> **Exercise aim**
What follows is a listing; restate every line of it word for word.
:::
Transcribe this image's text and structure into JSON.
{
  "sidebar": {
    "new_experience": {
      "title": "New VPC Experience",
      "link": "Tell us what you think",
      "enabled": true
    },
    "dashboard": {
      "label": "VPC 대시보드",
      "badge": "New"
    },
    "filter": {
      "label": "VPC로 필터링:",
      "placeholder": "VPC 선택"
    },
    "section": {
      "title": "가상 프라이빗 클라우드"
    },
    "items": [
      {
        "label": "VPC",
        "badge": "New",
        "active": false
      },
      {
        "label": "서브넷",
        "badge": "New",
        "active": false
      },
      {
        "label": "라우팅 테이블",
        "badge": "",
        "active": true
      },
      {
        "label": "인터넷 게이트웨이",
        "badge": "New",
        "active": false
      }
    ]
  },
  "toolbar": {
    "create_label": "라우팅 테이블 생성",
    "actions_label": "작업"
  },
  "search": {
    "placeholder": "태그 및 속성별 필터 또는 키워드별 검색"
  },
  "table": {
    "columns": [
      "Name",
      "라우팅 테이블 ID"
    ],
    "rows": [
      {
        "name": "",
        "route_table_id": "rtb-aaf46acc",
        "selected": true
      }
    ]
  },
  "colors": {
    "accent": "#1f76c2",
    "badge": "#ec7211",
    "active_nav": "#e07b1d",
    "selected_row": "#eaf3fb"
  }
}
:::
> **Exercise solution**
Transcribe this image's text and structure into JSON.
{
  "sidebar": {
    "new_experience": {
      "title": "New VPC Experience",
      "link": "Tell us what you think",
      "enabled": true
    },
    "dashboard": {
      "label": "VPC 대시보드",
      "badge": "New"
    },
    "filter": {
      "label": "VPC로 필터링:",
      "placeholder": "VPC 선택"
    },
    "section": {
      "title": "가상 프라이빗 클라우드"
    },
    "items": [
      {
        "label": "VPC",
        "badge": "New",
        "active": false
      },
      {
        "label": "서브넷",
        "badge": "New",
        "active": false
      },
      {
        "label": "라우팅 테이블",
        "badge": "",
        "active": true
      },
      {
        "label": "인터넷 게이트웨이",
        "badge": "New",
        "active": false
      }
    ]
  },
  "toolbar": {
    "create_label": "라우팅 테이블 생성",
    "actions_label": "작업"
  },
  "search": {
    "placeholder": "태그 및 속성별 필터 또는 키워드별 검색"
  },
  "table": {
    "columns": [
      "Name",
      "라우팅 테이블 ID"
    ],
    "rows": [
      {
        "name": "",
        "route_table_id": "rtb-aaf46acc",
        "selected": true
      }
    ]
  },
  "colors": {
    "accent": "#1f76c2",
    "badge": "#ec7211",
    "active_nav": "#e07b1d",
    "selected_row": "#eaf3fb"
  }
}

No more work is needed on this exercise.